- **Task**: Below are the records. List every line holding the word "same".

- **Data excerpts**:
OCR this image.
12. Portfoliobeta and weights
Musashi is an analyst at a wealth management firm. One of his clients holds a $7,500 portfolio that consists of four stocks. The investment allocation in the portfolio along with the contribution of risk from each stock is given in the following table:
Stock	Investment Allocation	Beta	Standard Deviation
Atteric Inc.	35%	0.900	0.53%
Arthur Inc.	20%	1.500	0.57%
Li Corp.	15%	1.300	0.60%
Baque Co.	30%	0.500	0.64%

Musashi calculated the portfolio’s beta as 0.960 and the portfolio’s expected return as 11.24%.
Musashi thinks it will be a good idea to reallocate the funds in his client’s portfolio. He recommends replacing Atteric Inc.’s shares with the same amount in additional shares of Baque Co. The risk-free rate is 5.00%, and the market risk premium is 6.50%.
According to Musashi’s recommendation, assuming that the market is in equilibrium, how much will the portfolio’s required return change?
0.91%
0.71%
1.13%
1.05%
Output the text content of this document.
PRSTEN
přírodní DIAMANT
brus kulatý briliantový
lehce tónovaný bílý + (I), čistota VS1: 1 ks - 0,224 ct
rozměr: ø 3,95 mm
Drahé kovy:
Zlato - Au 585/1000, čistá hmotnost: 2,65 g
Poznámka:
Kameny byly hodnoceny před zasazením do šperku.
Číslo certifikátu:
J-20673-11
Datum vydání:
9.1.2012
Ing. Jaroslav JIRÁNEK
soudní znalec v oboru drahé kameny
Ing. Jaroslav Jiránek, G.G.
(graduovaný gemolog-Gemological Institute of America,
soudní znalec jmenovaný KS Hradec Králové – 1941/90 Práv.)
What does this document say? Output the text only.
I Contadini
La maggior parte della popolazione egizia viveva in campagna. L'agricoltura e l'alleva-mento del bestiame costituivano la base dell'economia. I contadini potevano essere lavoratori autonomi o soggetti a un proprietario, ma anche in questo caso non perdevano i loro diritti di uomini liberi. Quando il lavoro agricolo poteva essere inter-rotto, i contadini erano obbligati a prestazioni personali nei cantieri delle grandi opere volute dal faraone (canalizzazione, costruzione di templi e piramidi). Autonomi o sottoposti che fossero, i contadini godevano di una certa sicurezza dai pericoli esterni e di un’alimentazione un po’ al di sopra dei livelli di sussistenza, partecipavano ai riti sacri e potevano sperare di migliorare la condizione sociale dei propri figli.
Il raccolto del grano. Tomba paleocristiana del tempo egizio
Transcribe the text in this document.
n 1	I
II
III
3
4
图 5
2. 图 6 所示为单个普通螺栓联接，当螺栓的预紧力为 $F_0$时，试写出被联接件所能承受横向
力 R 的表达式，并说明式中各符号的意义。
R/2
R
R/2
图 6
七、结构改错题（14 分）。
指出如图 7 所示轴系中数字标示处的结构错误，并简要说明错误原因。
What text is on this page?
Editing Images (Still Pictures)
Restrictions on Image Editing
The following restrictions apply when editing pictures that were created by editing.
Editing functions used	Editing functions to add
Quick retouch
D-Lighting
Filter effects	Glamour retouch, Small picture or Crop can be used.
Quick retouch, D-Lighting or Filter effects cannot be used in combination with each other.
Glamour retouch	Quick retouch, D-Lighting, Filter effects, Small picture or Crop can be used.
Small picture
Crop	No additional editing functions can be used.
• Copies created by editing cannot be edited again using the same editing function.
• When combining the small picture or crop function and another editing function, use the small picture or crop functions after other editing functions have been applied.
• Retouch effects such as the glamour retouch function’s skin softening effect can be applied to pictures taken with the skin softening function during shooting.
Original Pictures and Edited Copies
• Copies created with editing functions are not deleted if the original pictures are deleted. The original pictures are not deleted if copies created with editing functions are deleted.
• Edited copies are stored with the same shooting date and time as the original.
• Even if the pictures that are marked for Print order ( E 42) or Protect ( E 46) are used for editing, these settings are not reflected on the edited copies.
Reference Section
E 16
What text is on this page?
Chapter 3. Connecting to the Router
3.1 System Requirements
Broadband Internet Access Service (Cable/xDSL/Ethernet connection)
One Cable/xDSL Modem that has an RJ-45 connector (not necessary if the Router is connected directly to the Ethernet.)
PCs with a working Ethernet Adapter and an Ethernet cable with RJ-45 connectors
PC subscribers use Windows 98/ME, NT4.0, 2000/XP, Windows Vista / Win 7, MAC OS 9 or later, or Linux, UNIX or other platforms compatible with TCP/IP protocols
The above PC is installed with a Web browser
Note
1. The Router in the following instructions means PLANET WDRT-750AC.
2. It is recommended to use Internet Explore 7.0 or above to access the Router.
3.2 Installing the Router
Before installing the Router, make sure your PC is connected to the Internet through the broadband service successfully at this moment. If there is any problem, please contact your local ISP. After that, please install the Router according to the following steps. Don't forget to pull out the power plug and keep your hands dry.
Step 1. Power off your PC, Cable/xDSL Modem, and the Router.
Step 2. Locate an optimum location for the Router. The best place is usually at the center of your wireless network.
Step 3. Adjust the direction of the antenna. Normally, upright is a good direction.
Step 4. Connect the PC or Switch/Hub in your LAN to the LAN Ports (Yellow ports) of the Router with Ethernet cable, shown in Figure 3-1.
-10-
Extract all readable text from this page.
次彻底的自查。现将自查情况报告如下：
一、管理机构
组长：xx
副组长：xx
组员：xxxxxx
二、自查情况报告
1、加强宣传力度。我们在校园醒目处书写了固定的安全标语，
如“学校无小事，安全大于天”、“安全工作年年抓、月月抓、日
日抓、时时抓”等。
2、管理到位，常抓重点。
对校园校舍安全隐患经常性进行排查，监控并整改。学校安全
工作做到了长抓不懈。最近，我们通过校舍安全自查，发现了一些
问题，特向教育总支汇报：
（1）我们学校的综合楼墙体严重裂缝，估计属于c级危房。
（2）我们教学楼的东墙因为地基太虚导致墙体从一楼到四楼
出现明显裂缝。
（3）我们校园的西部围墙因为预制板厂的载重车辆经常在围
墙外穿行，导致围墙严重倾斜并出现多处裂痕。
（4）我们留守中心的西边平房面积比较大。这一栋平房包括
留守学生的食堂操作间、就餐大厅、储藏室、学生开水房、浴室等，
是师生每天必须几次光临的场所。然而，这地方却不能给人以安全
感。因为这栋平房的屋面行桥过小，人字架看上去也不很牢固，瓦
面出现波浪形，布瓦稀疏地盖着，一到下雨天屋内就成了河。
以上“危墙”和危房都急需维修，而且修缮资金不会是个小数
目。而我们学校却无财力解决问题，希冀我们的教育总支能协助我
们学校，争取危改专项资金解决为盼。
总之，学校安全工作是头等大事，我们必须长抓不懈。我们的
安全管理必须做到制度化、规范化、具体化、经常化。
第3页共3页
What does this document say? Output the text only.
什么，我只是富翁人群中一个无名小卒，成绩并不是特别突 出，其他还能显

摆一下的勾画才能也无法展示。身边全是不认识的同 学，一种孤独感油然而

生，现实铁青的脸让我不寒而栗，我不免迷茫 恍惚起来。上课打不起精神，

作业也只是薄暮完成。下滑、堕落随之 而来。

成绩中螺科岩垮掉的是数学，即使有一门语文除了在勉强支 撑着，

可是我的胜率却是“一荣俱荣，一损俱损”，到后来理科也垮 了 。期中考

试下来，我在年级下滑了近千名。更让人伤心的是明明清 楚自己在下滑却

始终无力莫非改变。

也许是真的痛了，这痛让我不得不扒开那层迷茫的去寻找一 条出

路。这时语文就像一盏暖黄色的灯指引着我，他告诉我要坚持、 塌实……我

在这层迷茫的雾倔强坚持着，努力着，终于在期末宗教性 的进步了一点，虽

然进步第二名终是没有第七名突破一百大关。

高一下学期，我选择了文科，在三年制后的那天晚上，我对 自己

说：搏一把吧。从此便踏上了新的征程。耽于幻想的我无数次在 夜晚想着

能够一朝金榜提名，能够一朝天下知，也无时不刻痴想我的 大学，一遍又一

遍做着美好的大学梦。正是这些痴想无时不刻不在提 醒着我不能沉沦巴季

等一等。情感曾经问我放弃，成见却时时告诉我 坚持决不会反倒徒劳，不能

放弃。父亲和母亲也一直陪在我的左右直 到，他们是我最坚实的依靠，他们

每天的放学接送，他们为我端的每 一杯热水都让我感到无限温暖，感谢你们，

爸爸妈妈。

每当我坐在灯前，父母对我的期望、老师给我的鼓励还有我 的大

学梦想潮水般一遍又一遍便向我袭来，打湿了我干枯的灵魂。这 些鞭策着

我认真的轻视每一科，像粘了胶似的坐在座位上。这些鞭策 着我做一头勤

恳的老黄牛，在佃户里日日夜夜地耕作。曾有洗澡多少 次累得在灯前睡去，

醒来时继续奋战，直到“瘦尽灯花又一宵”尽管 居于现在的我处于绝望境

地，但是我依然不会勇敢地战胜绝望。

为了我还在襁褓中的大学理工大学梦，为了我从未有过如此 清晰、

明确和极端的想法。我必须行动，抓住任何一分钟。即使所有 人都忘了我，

- **Result for this task**:
Musashi thinks it will be a good idea to reallocate the funds in his client’s portfolio. He recommends replacing Atteric Inc.’s shares with the same amount in additional shares of Baque Co. The risk-free rate is 5.00%, and the market risk premium is 6.50%.
• Copies created by editing cannot be edited again using the same editing function.
• Edited copies are stored with the same shooting date and time as the original.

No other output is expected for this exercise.